Each search engine consists of three main components:


* Crawler
* Indexer
* Query processor



## A. Crawler
We start with building crawler that goes to RSS feed, extracts title, description (if any), date published and link. Processes this information and saves in a meta-data "database" (actually a pandas dataframe and stores it as csv file.

### Import packages

In [0]:
!pip install feedparser

import feedparser
import pandas as pd

Read RSS feed from a URL. Also keep track of how many news are in the feed and how many of these have already been scraped with previous iteration of the crawler. This will be later important to automatically adjust the frequency with which the crawler will visit the RSS feed to scrape new information.
For testing we use just one URL: BBC World News.

In [9]:
URL = "http://feeds.bbci.co.uk/news/world/rss.xml"
feed = feedparser.parse(URL)

feed_len = len(feed.entries) #number of news in feed
old_news = 0  # count how many news in feed were already scraped

print("There are {} news in the RSS feed." .format(feed_len))

There are 38 news in the RSS feed.


Load the meta-data database stored as csv file. If this is the first time the crawler is let loose this will be just an empty file with prepared column names (ID, title, date and link).
I'll keep it commented out here and instead just create an empty dataframe a this point.

In [36]:
#meta_data = pd.read_csv(PATH + "database.csv", index_col = 'Unnamed: 0')
meta_data = pd.DataFrame(columns=['ID', 'title', 'link', 'published'])
meta_data.head()

Unnamed: 0,ID,title,link,published


Now we write a function that accepts one entry from the feed and parse its contents to list with title, date published and link and assigns it a unique ID (which also denotes when was the entry scraped and entered to our search engine).
We normalize the date so that it's in format day/month/year. We don't care about more precise time.

In [0]:
def process_entry(entry, ID):
  ID = ID
  title = entry.title
  link = entry.link
  published = str(entry.published_parsed.tm_mday) + '/' + \
              str(entry.published_parsed.tm_mon) + '/' + \
              str(entry.published_parsed.tm_year)
  return [ID, title, link, published]

Test the function on one entry

In [33]:
test_entry = feed.entries[0]
process_entry(test_entry, 1)

[1,
 "MH17 disaster: Phone-taps 'show Russia directed Ukraine rebels'",
 'https://www.bbc.co.uk/news/world-europe-50419669',
 '14/11/2019']

Now we iterate over all entries in the feed. Check if the entry is already in the meta-data database, if not the entry is processed, assigned an ID and appended to a list of entries that will be later added to the database.

In [0]:
data = [] #dataframe for saving the entries
n = len(meta_data)+1 #ID value based on the highest ID value in database
for i in range(len(feed.entries)):
  entry = feed.entries[i]
  
  #check that link isn't in the database yet
  if entry.link not in meta_data['link'].values:
    processed = process_entry(entry = entry, ID=n)
    data.append(processed)
    n += 1 #increase the ID value
  else: old_news += 1 #count already scraped entries

If there was at least one newly scraped entry, we add it to the database.
================
- _Task prompt_: In the search engine tutorial, which feed is used for testing the crawler? You won't need the data that follows.

- _Dataset content_:
================
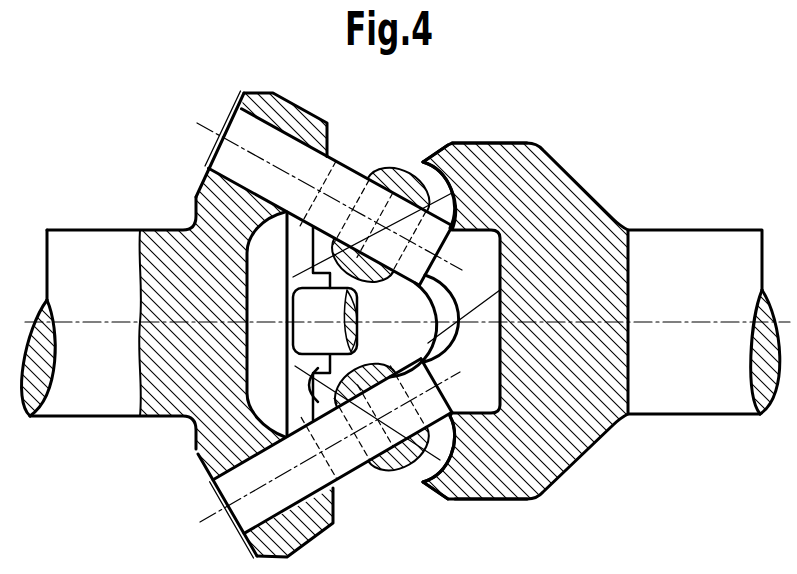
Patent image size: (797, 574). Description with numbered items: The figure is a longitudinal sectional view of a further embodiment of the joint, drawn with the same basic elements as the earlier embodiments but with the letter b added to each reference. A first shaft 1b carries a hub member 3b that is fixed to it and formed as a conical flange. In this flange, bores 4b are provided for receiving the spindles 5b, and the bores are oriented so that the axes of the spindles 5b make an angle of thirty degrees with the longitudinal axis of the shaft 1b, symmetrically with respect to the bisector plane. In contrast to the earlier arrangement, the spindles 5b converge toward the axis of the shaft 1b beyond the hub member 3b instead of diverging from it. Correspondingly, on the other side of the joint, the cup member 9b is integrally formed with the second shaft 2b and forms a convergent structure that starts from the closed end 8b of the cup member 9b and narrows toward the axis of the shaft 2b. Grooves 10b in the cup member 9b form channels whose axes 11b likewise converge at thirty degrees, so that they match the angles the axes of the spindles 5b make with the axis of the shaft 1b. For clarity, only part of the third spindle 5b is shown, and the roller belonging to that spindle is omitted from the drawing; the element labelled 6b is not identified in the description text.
================
- _Complete output_: The BBC World News RSS feed.